Transcribe all of the material below word for word and leave out its pictures.

** START **

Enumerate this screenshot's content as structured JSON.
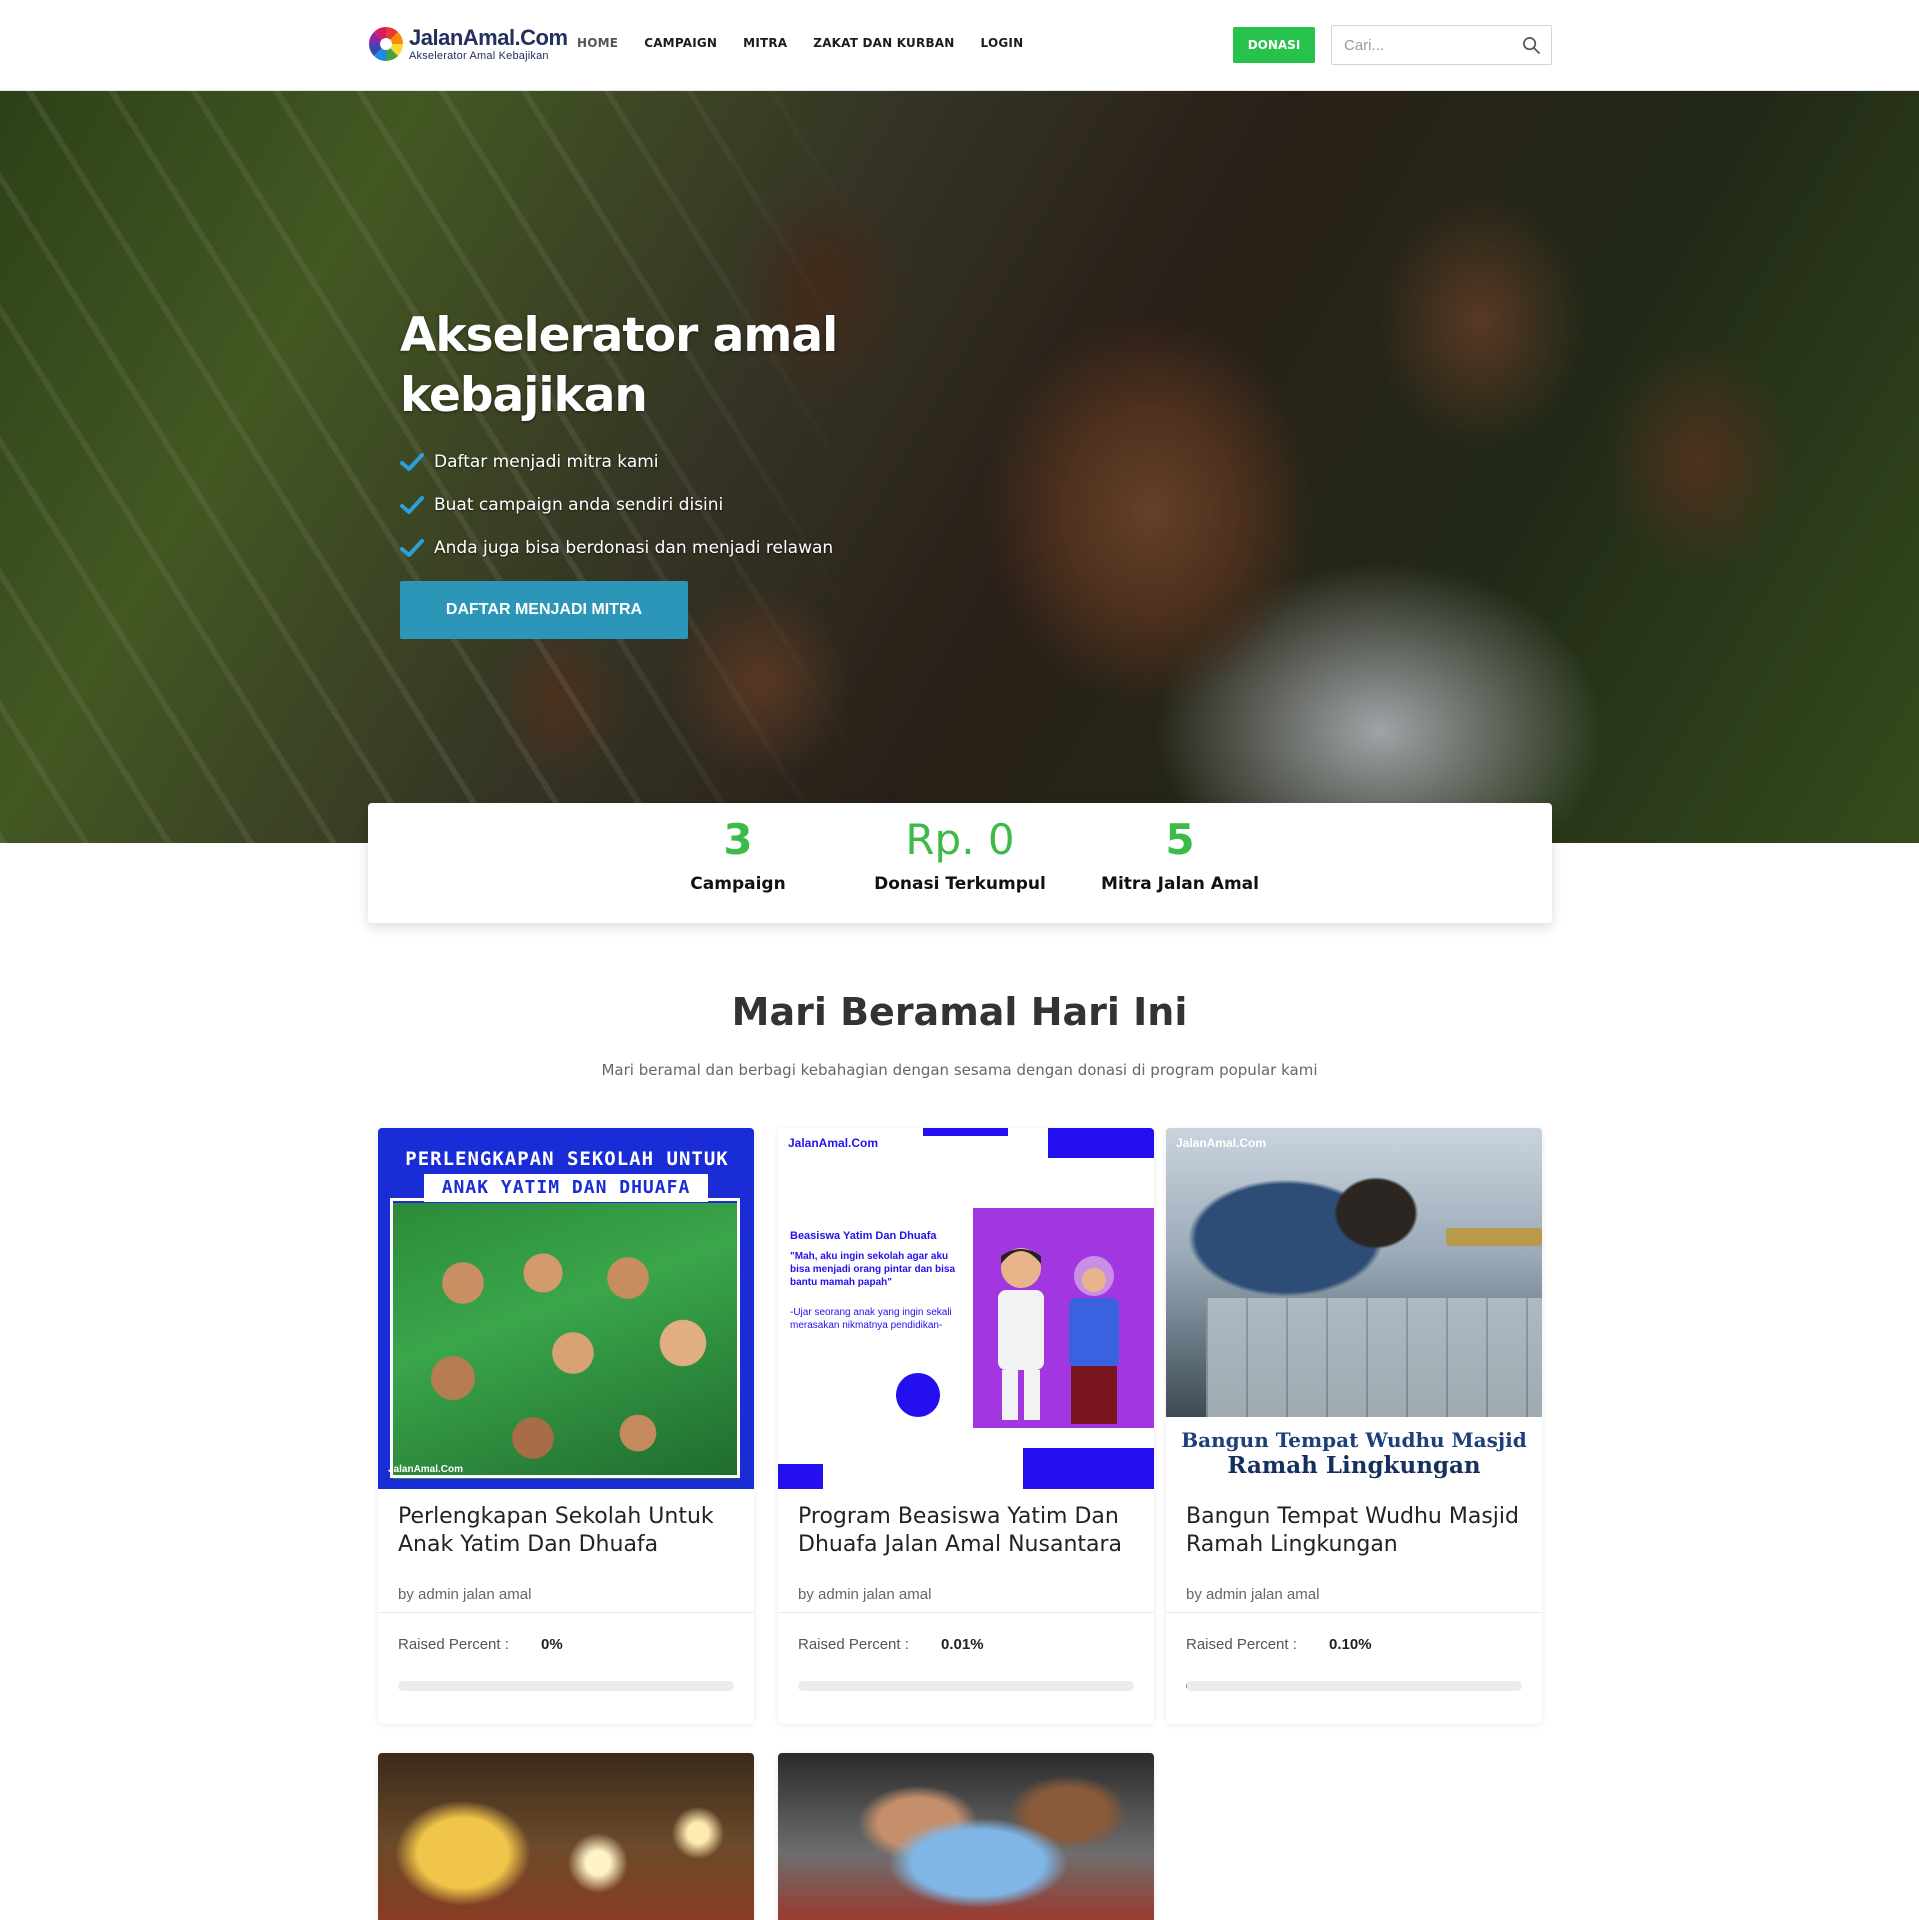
{
  "brand": {
    "name": "JalanAmal.Com",
    "tagline": "Akselerator Amal Kebajikan"
  },
  "nav": {
    "items": [
      {
        "label": "HOME"
      },
      {
        "label": "CAMPAIGN"
      },
      {
        "label": "MITRA"
      },
      {
        "label": "ZAKAT DAN KURBAN"
      },
      {
        "label": "LOGIN"
      }
    ],
    "donate_label": "DONASI",
    "search_placeholder": "Cari..."
  },
  "hero": {
    "title": "Akselerator amal kebajikan",
    "points": [
      "Daftar menjadi mitra kami",
      "Buat campaign anda sendiri disini",
      "Anda juga bisa berdonasi dan menjadi relawan"
    ],
    "cta_label": "DAFTAR MENJADI MITRA"
  },
  "stats": [
    {
      "value": "3",
      "label": "Campaign"
    },
    {
      "value": "Rp. 0",
      "label": "Donasi Terkumpul"
    },
    {
      "value": "5",
      "label": "Mitra Jalan Amal"
    }
  ],
  "section": {
    "title": "Mari Beramal Hari Ini",
    "subtitle": "Mari beramal dan berbagi kebahagian dengan sesama dengan donasi di program popular kami"
  },
  "campaigns": [
    {
      "title": "Perlengkapan Sekolah Untuk Anak Yatim Dan Dhuafa",
      "author": "by admin jalan amal",
      "raised_label": "Raised Percent :",
      "raised_value": "0%",
      "raised_fraction": 0,
      "image_text": {
        "line1": "PERLENGKAPAN SEKOLAH UNTUK",
        "line2": "ANAK YATIM DAN DHUAFA",
        "logo": "JalanAmal.Com"
      }
    },
    {
      "title": "Program Beasiswa Yatim Dan Dhuafa Jalan Amal Nusantara",
      "author": "by admin jalan amal",
      "raised_label": "Raised Percent :",
      "raised_value": "0.01%",
      "raised_fraction": 0.0001,
      "image_text": {
        "logo": "JalanAmal.Com",
        "heading": "Beasiswa Yatim Dan Dhuafa",
        "quote": "\"Mah, aku ingin sekolah agar aku bisa menjadi orang pintar dan bisa bantu mamah papah\"",
        "footer": "-Ujar seorang anak yang ingin sekali merasakan nikmatnya pendidikan-"
      }
    },
    {
      "title": "Bangun Tempat Wudhu Masjid Ramah Lingkungan",
      "author": "by admin jalan amal",
      "raised_label": "Raised Percent :",
      "raised_value": "0.10%",
      "raised_fraction": 0.001,
      "image_text": {
        "logo": "JalanAmal.Com",
        "line1": "Bangun Tempat Wudhu Masjid",
        "line2": "Ramah Lingkungan"
      }
    }
  ],
  "colors": {
    "accent_green": "#3dbb48",
    "donate_green": "#27c24c",
    "hero_button": "#2b96b8",
    "brand_navy": "#232f5c"
  }
}
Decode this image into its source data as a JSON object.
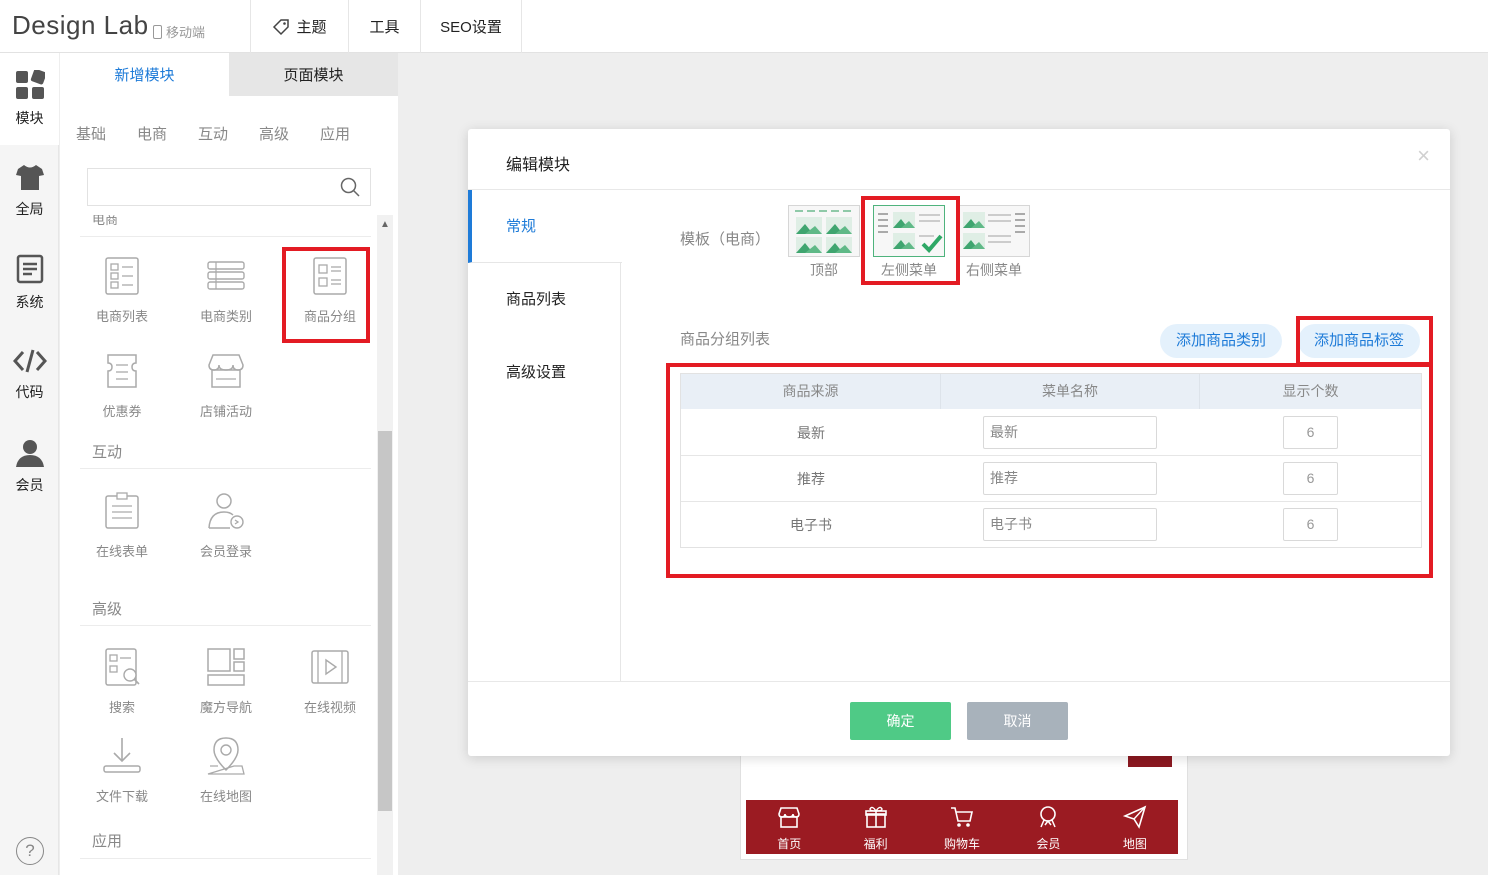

** END **

## TASK RESULT
Enumerate this screenshot's content as structured JSON.
{
  "brand": {
    "name": "JalanAmal.Com",
    "tagline": "Akselerator Amal Kebajikan"
  },
  "nav": {
    "items": [
      {
        "label": "HOME"
      },
      {
        "label": "CAMPAIGN"
      },
      {
        "label": "MITRA"
      },
      {
        "label": "ZAKAT DAN KURBAN"
      },
      {
        "label": "LOGIN"
      }
    ],
    "donate_label": "DONASI",
    "search_placeholder": "Cari..."
  },
  "hero": {
    "title": "Akselerator amal kebajikan",
    "points": [
      "Daftar menjadi mitra kami",
      "Buat campaign anda sendiri disini",
      "Anda juga bisa berdonasi dan menjadi relawan"
    ],
    "cta_label": "DAFTAR MENJADI MITRA"
  },
  "stats": [
    {
      "value": "3",
      "label": "Campaign"
    },
    {
      "value": "Rp. 0",
      "label": "Donasi Terkumpul"
    },
    {
      "value": "5",
      "label": "Mitra Jalan Amal"
    }
  ],
  "section": {
    "title": "Mari Beramal Hari Ini",
    "subtitle": "Mari beramal dan berbagi kebahagian dengan sesama dengan donasi di program popular kami"
  },
  "campaigns": [
    {
      "title": "Perlengkapan Sekolah Untuk Anak Yatim Dan Dhuafa",
      "author": "by admin jalan amal",
      "raised_label": "Raised Percent :",
      "raised_value": "0%",
      "raised_fraction": 0,
      "image_text": {
        "line1": "PERLENGKAPAN SEKOLAH UNTUK",
        "line2": "ANAK YATIM DAN DHUAFA",
        "logo": "JalanAmal.Com"
      }
    },
    {
      "title": "Program Beasiswa Yatim Dan Dhuafa Jalan Amal Nusantara",
      "author": "by admin jalan amal",
      "raised_label": "Raised Percent :",
      "raised_value": "0.01%",
      "raised_fraction": 0.0001,
      "image_text": {
        "logo": "JalanAmal.Com",
        "heading": "Beasiswa Yatim Dan Dhuafa",
        "quote": "\"Mah, aku ingin sekolah agar aku bisa menjadi orang pintar dan bisa bantu mamah papah\"",
        "footer": "-Ujar seorang anak yang ingin sekali merasakan nikmatnya pendidikan-"
      }
    },
    {
      "title": "Bangun Tempat Wudhu Masjid Ramah Lingkungan",
      "author": "by admin jalan amal",
      "raised_label": "Raised Percent :",
      "raised_value": "0.10%",
      "raised_fraction": 0.001,
      "image_text": {
        "logo": "JalanAmal.Com",
        "line1": "Bangun Tempat Wudhu Masjid",
        "line2": "Ramah Lingkungan"
      }
    }
  ],
  "colors": {
    "accent_green": "#3dbb48",
    "donate_green": "#27c24c",
    "hero_button": "#2b96b8",
    "brand_navy": "#232f5c"
  }
}
Decode this image into its source data as a JSON object.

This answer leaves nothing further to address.